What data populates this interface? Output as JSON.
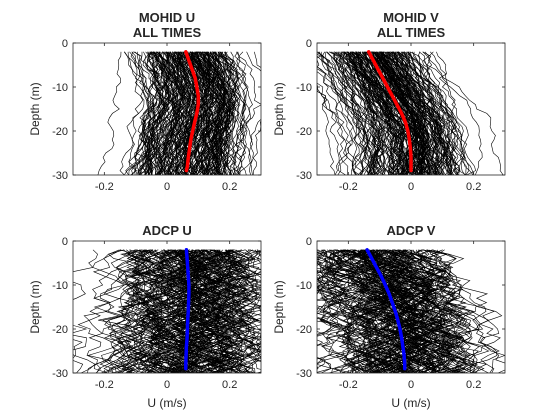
{
  "chart_data": [
    {
      "type": "line",
      "title": [
        "MOHID U",
        "ALL TIMES"
      ],
      "xlabel": "",
      "ylabel": "Depth (m)",
      "xlim": [
        -0.3,
        0.3
      ],
      "ylim": [
        -30,
        0
      ],
      "xticks": [
        -0.2,
        0,
        0.2
      ],
      "xtick_labels": [
        "-0.2",
        "0",
        "0.2"
      ],
      "yticks": [
        0,
        -10,
        -20,
        -30
      ],
      "ytick_labels": [
        "0",
        "-10",
        "-20",
        "-30"
      ],
      "ensemble": {
        "color": "#000000",
        "count": 220,
        "spread": 0.08,
        "noise": 0.01
      },
      "mean_profile": {
        "color": "#ff0000",
        "x": [
          0.06,
          0.07,
          0.08,
          0.09,
          0.095,
          0.1,
          0.1,
          0.095,
          0.088,
          0.082,
          0.076,
          0.072,
          0.068,
          0.065,
          0.062
        ],
        "y": [
          -2,
          -4,
          -6,
          -8,
          -10,
          -12,
          -14,
          -16,
          -18,
          -20,
          -22,
          -24,
          -26,
          -28,
          -29
        ]
      }
    },
    {
      "type": "line",
      "title": [
        "MOHID V",
        "ALL TIMES"
      ],
      "xlabel": "",
      "ylabel": "Depth (m)",
      "xlim": [
        -0.3,
        0.3
      ],
      "ylim": [
        -30,
        0
      ],
      "xticks": [
        -0.2,
        0,
        0.2
      ],
      "xtick_labels": [
        "-0.2",
        "0",
        "0.2"
      ],
      "yticks": [
        0,
        -10,
        -20,
        -30
      ],
      "ytick_labels": [
        "0",
        "-10",
        "-20",
        "-30"
      ],
      "ensemble": {
        "color": "#000000",
        "count": 220,
        "spread": 0.085,
        "noise": 0.01
      },
      "mean_profile": {
        "color": "#ff0000",
        "x": [
          -0.135,
          -0.12,
          -0.105,
          -0.09,
          -0.075,
          -0.06,
          -0.045,
          -0.03,
          -0.018,
          -0.01,
          -0.005,
          -0.002,
          0.0,
          0.0,
          0.0
        ],
        "y": [
          -2,
          -4,
          -6,
          -8,
          -10,
          -12,
          -14,
          -16,
          -18,
          -20,
          -22,
          -24,
          -26,
          -28,
          -29
        ]
      }
    },
    {
      "type": "line",
      "title": [
        "ADCP U"
      ],
      "xlabel": "U (m/s)",
      "ylabel": "Depth (m)",
      "xlim": [
        -0.3,
        0.3
      ],
      "ylim": [
        -30,
        0
      ],
      "xticks": [
        -0.2,
        0,
        0.2
      ],
      "xtick_labels": [
        "-0.2",
        "0",
        "0.2"
      ],
      "yticks": [
        0,
        -10,
        -20,
        -30
      ],
      "ytick_labels": [
        "0",
        "-10",
        "-20",
        "-30"
      ],
      "ensemble": {
        "color": "#000000",
        "count": 180,
        "spread": 0.13,
        "noise": 0.035
      },
      "mean_profile": {
        "color": "#0000ff",
        "x": [
          0.062,
          0.064,
          0.066,
          0.068,
          0.07,
          0.07,
          0.069,
          0.068,
          0.066,
          0.065,
          0.064,
          0.062,
          0.061,
          0.06,
          0.06
        ],
        "y": [
          -2,
          -4,
          -6,
          -8,
          -10,
          -12,
          -14,
          -16,
          -18,
          -20,
          -22,
          -24,
          -26,
          -28,
          -29
        ]
      }
    },
    {
      "type": "line",
      "title": [
        "ADCP V"
      ],
      "xlabel": "U (m/s)",
      "ylabel": "Depth (m)",
      "xlim": [
        -0.3,
        0.3
      ],
      "ylim": [
        -30,
        0
      ],
      "xticks": [
        -0.2,
        0,
        0.2
      ],
      "xtick_labels": [
        "-0.2",
        "0",
        "0.2"
      ],
      "yticks": [
        0,
        -10,
        -20,
        -30
      ],
      "ytick_labels": [
        "0",
        "-10",
        "-20",
        "-30"
      ],
      "ensemble": {
        "color": "#000000",
        "count": 180,
        "spread": 0.12,
        "noise": 0.035
      },
      "mean_profile": {
        "color": "#0000ff",
        "x": [
          -0.14,
          -0.125,
          -0.11,
          -0.095,
          -0.082,
          -0.07,
          -0.06,
          -0.05,
          -0.042,
          -0.035,
          -0.03,
          -0.026,
          -0.022,
          -0.02,
          -0.02
        ],
        "y": [
          -2,
          -4,
          -6,
          -8,
          -10,
          -12,
          -14,
          -16,
          -18,
          -20,
          -22,
          -24,
          -26,
          -28,
          -29
        ]
      }
    }
  ]
}
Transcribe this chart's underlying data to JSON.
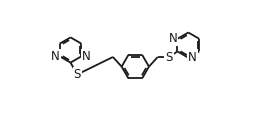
{
  "background": "#ffffff",
  "line_color": "#1a1a1a",
  "line_width": 1.3,
  "font_size": 8.5,
  "fig_width": 2.64,
  "fig_height": 1.25,
  "dpi": 100,
  "xlim": [
    0,
    11
  ],
  "ylim": [
    0,
    5.5
  ]
}
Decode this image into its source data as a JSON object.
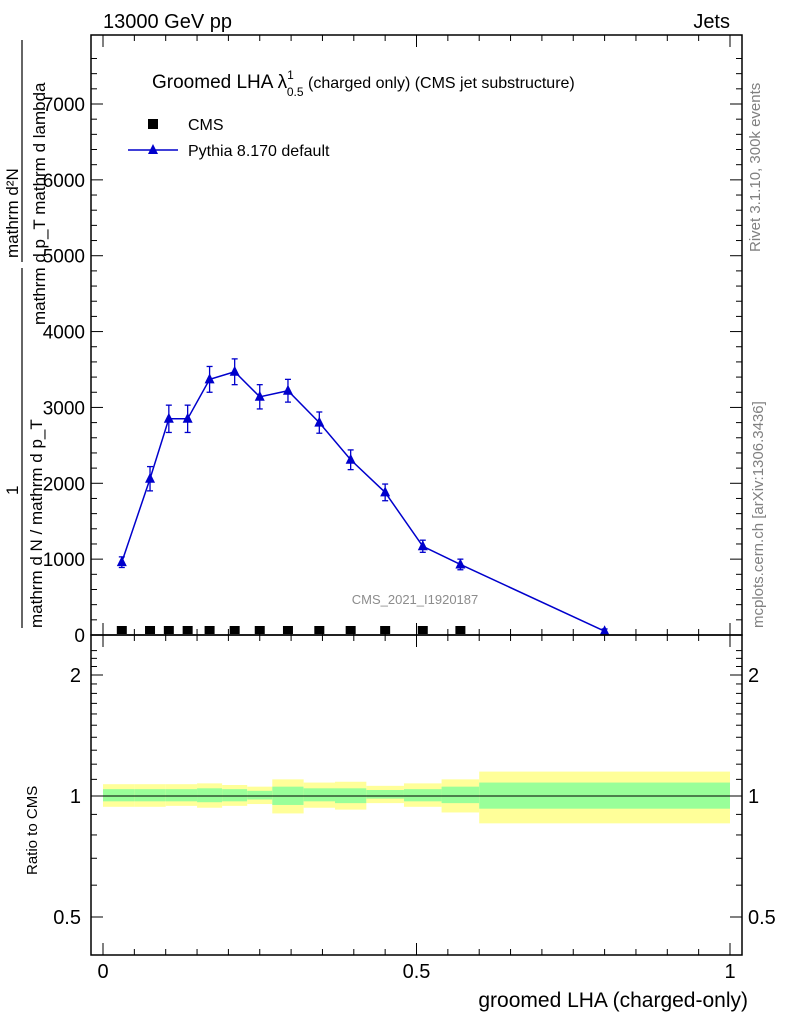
{
  "header": {
    "left": "13000 GeV pp",
    "right": "Jets"
  },
  "side_labels": {
    "rivet": "Rivet 3.1.10,  300k events",
    "mcplots": "mcplots.cern.ch [arXiv:1306.3436]"
  },
  "colors": {
    "mc": "#0000cc",
    "data": "#000000",
    "band_inner": "#99ff99",
    "band_outer": "#ffff99"
  },
  "chart_data": [
    {
      "type": "line",
      "title_main": "Groomed LHA ",
      "title_sym": "λ",
      "title_sup": "1",
      "title_sub": "0.5",
      "title_rest": " (charged only) (CMS jet substructure)",
      "watermark": "CMS_2021_I1920187",
      "ylabel_num": "mathrm d²N",
      "ylabel_den": "mathrm d p_T mathrm d lambda",
      "ylabel_mid": "1",
      "ylabel_lower": "mathrm d N / mathrm d p_T",
      "xlim": [
        -0.02,
        1.0
      ],
      "ylim": [
        0,
        7800
      ],
      "yticks": [
        0,
        1000,
        2000,
        3000,
        4000,
        5000,
        6000,
        7000
      ],
      "ytick_labels": [
        "0",
        "1000",
        "2000",
        "3000",
        "4000",
        "5000",
        "6000",
        "7000"
      ],
      "legend": [
        {
          "name": "CMS",
          "marker": "square"
        },
        {
          "name": "Pythia 8.170 default",
          "marker": "triangle"
        }
      ],
      "series": [
        {
          "name": "CMS",
          "x": [
            0.03,
            0.075,
            0.105,
            0.135,
            0.17,
            0.21,
            0.25,
            0.295,
            0.345,
            0.395,
            0.45,
            0.51,
            0.57
          ],
          "y": [
            0,
            0,
            0,
            0,
            0,
            0,
            0,
            0,
            0,
            0,
            0,
            0,
            0
          ]
        },
        {
          "name": "Pythia 8.170 default",
          "x": [
            0.03,
            0.075,
            0.105,
            0.135,
            0.17,
            0.21,
            0.25,
            0.295,
            0.345,
            0.395,
            0.45,
            0.51,
            0.57,
            0.8
          ],
          "y": [
            960,
            2060,
            2850,
            2850,
            3370,
            3470,
            3140,
            3220,
            2800,
            2310,
            1880,
            1170,
            930,
            50
          ],
          "err": [
            70,
            160,
            180,
            180,
            170,
            170,
            160,
            150,
            140,
            130,
            110,
            80,
            70,
            30
          ]
        }
      ]
    },
    {
      "type": "area",
      "ylabel": "Ratio to CMS",
      "xlabel": "groomed LHA (charged-only)",
      "xlim": [
        -0.02,
        1.0
      ],
      "ylog": true,
      "ylim": [
        0.4,
        2.4
      ],
      "yticks": [
        0.5,
        1,
        2
      ],
      "ytick_labels": [
        "0.5",
        "1",
        "2"
      ],
      "xticks": [
        0,
        0.5,
        1
      ],
      "xtick_labels": [
        "0",
        "0.5",
        "1"
      ],
      "bins": [
        {
          "lo": 0.0,
          "hi": 0.05,
          "inner": [
            0.97,
            1.04
          ],
          "outer": [
            0.94,
            1.07
          ]
        },
        {
          "lo": 0.05,
          "hi": 0.1,
          "inner": [
            0.97,
            1.04
          ],
          "outer": [
            0.94,
            1.07
          ]
        },
        {
          "lo": 0.1,
          "hi": 0.15,
          "inner": [
            0.97,
            1.04
          ],
          "outer": [
            0.945,
            1.07
          ]
        },
        {
          "lo": 0.15,
          "hi": 0.19,
          "inner": [
            0.965,
            1.045
          ],
          "outer": [
            0.935,
            1.075
          ]
        },
        {
          "lo": 0.19,
          "hi": 0.23,
          "inner": [
            0.97,
            1.04
          ],
          "outer": [
            0.945,
            1.065
          ]
        },
        {
          "lo": 0.23,
          "hi": 0.27,
          "inner": [
            0.98,
            1.03
          ],
          "outer": [
            0.955,
            1.055
          ]
        },
        {
          "lo": 0.27,
          "hi": 0.32,
          "inner": [
            0.95,
            1.055
          ],
          "outer": [
            0.905,
            1.1
          ]
        },
        {
          "lo": 0.32,
          "hi": 0.37,
          "inner": [
            0.97,
            1.045
          ],
          "outer": [
            0.935,
            1.08
          ]
        },
        {
          "lo": 0.37,
          "hi": 0.42,
          "inner": [
            0.96,
            1.045
          ],
          "outer": [
            0.925,
            1.085
          ]
        },
        {
          "lo": 0.42,
          "hi": 0.48,
          "inner": [
            0.985,
            1.035
          ],
          "outer": [
            0.96,
            1.06
          ]
        },
        {
          "lo": 0.48,
          "hi": 0.54,
          "inner": [
            0.97,
            1.04
          ],
          "outer": [
            0.94,
            1.075
          ]
        },
        {
          "lo": 0.54,
          "hi": 0.6,
          "inner": [
            0.96,
            1.055
          ],
          "outer": [
            0.91,
            1.1
          ]
        },
        {
          "lo": 0.6,
          "hi": 1.0,
          "inner": [
            0.93,
            1.08
          ],
          "outer": [
            0.855,
            1.15
          ]
        }
      ]
    }
  ]
}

Written exercise | Identify all lines where the word "JSON" shows up. Copy them.

Solution |
What data populates this interface? Output as JSON.
Transcribe this chart's underlying data to JSON.
Decode this image into its source data as a JSON object.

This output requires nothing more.